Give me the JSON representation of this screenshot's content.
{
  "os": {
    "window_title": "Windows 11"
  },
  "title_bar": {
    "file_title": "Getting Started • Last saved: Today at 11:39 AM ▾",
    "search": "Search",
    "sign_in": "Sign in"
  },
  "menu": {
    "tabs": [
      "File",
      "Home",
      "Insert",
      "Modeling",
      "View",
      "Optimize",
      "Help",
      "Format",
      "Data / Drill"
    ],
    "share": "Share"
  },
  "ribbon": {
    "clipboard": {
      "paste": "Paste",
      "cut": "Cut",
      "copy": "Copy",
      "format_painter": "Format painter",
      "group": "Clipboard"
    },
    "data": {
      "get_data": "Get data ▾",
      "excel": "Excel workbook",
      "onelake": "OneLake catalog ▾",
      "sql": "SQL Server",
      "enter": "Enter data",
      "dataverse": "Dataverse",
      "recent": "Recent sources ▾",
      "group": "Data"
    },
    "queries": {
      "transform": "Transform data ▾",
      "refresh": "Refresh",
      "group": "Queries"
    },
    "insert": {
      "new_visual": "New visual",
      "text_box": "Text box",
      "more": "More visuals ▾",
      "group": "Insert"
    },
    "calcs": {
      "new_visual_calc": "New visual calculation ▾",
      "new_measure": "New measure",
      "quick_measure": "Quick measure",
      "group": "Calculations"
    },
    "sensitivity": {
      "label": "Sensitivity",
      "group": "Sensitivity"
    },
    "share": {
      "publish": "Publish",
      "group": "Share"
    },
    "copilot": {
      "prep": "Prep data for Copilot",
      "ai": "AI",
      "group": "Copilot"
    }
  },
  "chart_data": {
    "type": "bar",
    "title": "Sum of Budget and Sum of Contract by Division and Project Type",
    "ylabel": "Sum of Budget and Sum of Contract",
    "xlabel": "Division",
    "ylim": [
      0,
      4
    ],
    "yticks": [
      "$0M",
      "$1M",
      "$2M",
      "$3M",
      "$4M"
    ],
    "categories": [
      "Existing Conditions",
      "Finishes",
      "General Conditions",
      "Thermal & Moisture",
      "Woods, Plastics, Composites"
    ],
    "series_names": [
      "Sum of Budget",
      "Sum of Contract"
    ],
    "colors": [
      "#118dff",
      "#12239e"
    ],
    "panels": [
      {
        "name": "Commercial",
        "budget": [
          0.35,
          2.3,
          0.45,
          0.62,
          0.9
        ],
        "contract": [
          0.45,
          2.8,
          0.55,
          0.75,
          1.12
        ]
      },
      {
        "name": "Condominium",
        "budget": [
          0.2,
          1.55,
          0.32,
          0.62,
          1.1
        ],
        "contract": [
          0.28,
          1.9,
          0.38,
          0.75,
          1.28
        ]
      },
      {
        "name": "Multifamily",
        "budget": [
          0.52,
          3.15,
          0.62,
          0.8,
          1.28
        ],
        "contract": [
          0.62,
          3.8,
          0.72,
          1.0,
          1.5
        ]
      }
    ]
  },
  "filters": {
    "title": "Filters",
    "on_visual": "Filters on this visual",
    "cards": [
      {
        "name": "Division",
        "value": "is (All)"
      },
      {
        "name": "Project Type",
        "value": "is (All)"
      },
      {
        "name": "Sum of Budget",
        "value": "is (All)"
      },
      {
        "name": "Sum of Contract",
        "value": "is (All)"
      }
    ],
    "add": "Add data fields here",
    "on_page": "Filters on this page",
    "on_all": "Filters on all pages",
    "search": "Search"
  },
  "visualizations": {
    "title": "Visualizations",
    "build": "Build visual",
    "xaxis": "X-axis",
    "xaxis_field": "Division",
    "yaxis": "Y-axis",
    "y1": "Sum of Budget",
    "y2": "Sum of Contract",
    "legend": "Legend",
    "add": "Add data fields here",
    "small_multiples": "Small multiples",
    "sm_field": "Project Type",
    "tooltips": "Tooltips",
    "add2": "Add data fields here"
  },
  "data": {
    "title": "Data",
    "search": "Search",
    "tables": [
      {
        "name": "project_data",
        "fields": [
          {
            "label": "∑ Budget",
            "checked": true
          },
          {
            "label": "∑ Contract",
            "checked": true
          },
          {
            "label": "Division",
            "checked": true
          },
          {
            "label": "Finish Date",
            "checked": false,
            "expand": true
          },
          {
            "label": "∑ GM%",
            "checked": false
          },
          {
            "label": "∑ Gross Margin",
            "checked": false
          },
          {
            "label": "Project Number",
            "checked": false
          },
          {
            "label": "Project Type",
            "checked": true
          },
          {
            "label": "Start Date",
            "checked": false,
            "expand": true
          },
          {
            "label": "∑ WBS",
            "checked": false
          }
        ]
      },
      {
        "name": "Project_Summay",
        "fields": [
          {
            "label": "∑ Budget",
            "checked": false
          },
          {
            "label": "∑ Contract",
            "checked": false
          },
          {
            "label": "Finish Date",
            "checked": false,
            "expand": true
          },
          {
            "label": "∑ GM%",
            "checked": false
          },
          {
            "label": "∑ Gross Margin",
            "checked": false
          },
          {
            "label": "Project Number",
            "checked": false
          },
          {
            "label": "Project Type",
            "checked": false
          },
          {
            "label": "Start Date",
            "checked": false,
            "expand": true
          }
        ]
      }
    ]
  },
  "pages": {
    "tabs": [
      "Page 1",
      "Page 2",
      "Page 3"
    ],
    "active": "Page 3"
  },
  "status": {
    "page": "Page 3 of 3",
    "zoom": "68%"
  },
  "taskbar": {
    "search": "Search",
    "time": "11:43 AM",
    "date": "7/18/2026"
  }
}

☆ ☆ ☆ ☆

- Work instructions -
Repeat the data verbatim.

- Solved problem -
Give me the JSON representation of this screenshot's content.
{
  "os": {
    "window_title": "Windows 11"
  },
  "title_bar": {
    "file_title": "Getting Started • Last saved: Today at 11:39 AM ▾",
    "search": "Search",
    "sign_in": "Sign in"
  },
  "menu": {
    "tabs": [
      "File",
      "Home",
      "Insert",
      "Modeling",
      "View",
      "Optimize",
      "Help",
      "Format",
      "Data / Drill"
    ],
    "share": "Share"
  },
  "ribbon": {
    "clipboard": {
      "paste": "Paste",
      "cut": "Cut",
      "copy": "Copy",
      "format_painter": "Format painter",
      "group": "Clipboard"
    },
    "data": {
      "get_data": "Get data ▾",
      "excel": "Excel workbook",
      "onelake": "OneLake catalog ▾",
      "sql": "SQL Server",
      "enter": "Enter data",
      "dataverse": "Dataverse",
      "recent": "Recent sources ▾",
      "group": "Data"
    },
    "queries": {
      "transform": "Transform data ▾",
      "refresh": "Refresh",
      "group": "Queries"
    },
    "insert": {
      "new_visual": "New visual",
      "text_box": "Text box",
      "more": "More visuals ▾",
      "group": "Insert"
    },
    "calcs": {
      "new_visual_calc": "New visual calculation ▾",
      "new_measure": "New measure",
      "quick_measure": "Quick measure",
      "group": "Calculations"
    },
    "sensitivity": {
      "label": "Sensitivity",
      "group": "Sensitivity"
    },
    "share": {
      "publish": "Publish",
      "group": "Share"
    },
    "copilot": {
      "prep": "Prep data for Copilot",
      "ai": "AI",
      "group": "Copilot"
    }
  },
  "chart_data": {
    "type": "bar",
    "title": "Sum of Budget and Sum of Contract by Division and Project Type",
    "ylabel": "Sum of Budget and Sum of Contract",
    "xlabel": "Division",
    "ylim": [
      0,
      4
    ],
    "yticks": [
      "$0M",
      "$1M",
      "$2M",
      "$3M",
      "$4M"
    ],
    "categories": [
      "Existing Conditions",
      "Finishes",
      "General Conditions",
      "Thermal & Moisture",
      "Woods, Plastics, Composites"
    ],
    "series_names": [
      "Sum of Budget",
      "Sum of Contract"
    ],
    "colors": [
      "#118dff",
      "#12239e"
    ],
    "panels": [
      {
        "name": "Commercial",
        "budget": [
          0.35,
          2.3,
          0.45,
          0.62,
          0.9
        ],
        "contract": [
          0.45,
          2.8,
          0.55,
          0.75,
          1.12
        ]
      },
      {
        "name": "Condominium",
        "budget": [
          0.2,
          1.55,
          0.32,
          0.62,
          1.1
        ],
        "contract": [
          0.28,
          1.9,
          0.38,
          0.75,
          1.28
        ]
      },
      {
        "name": "Multifamily",
        "budget": [
          0.52,
          3.15,
          0.62,
          0.8,
          1.28
        ],
        "contract": [
          0.62,
          3.8,
          0.72,
          1.0,
          1.5
        ]
      }
    ]
  },
  "filters": {
    "title": "Filters",
    "on_visual": "Filters on this visual",
    "cards": [
      {
        "name": "Division",
        "value": "is (All)"
      },
      {
        "name": "Project Type",
        "value": "is (All)"
      },
      {
        "name": "Sum of Budget",
        "value": "is (All)"
      },
      {
        "name": "Sum of Contract",
        "value": "is (All)"
      }
    ],
    "add": "Add data fields here",
    "on_page": "Filters on this page",
    "on_all": "Filters on all pages",
    "search": "Search"
  },
  "visualizations": {
    "title": "Visualizations",
    "build": "Build visual",
    "xaxis": "X-axis",
    "xaxis_field": "Division",
    "yaxis": "Y-axis",
    "y1": "Sum of Budget",
    "y2": "Sum of Contract",
    "legend": "Legend",
    "add": "Add data fields here",
    "small_multiples": "Small multiples",
    "sm_field": "Project Type",
    "tooltips": "Tooltips",
    "add2": "Add data fields here"
  },
  "data": {
    "title": "Data",
    "search": "Search",
    "tables": [
      {
        "name": "project_data",
        "fields": [
          {
            "label": "∑ Budget",
            "checked": true
          },
          {
            "label": "∑ Contract",
            "checked": true
          },
          {
            "label": "Division",
            "checked": true
          },
          {
            "label": "Finish Date",
            "checked": false,
            "expand": true
          },
          {
            "label": "∑ GM%",
            "checked": false
          },
          {
            "label": "∑ Gross Margin",
            "checked": false
          },
          {
            "label": "Project Number",
            "checked": false
          },
          {
            "label": "Project Type",
            "checked": true
          },
          {
            "label": "Start Date",
            "checked": false,
            "expand": true
          },
          {
            "label": "∑ WBS",
            "checked": false
          }
        ]
      },
      {
        "name": "Project_Summay",
        "fields": [
          {
            "label": "∑ Budget",
            "checked": false
          },
          {
            "label": "∑ Contract",
            "checked": false
          },
          {
            "label": "Finish Date",
            "checked": false,
            "expand": true
          },
          {
            "label": "∑ GM%",
            "checked": false
          },
          {
            "label": "∑ Gross Margin",
            "checked": false
          },
          {
            "label": "Project Number",
            "checked": false
          },
          {
            "label": "Project Type",
            "checked": false
          },
          {
            "label": "Start Date",
            "checked": false,
            "expand": true
          }
        ]
      }
    ]
  },
  "pages": {
    "tabs": [
      "Page 1",
      "Page 2",
      "Page 3"
    ],
    "active": "Page 3"
  },
  "status": {
    "page": "Page 3 of 3",
    "zoom": "68%"
  },
  "taskbar": {
    "search": "Search",
    "time": "11:43 AM",
    "date": "7/18/2026"
  }
}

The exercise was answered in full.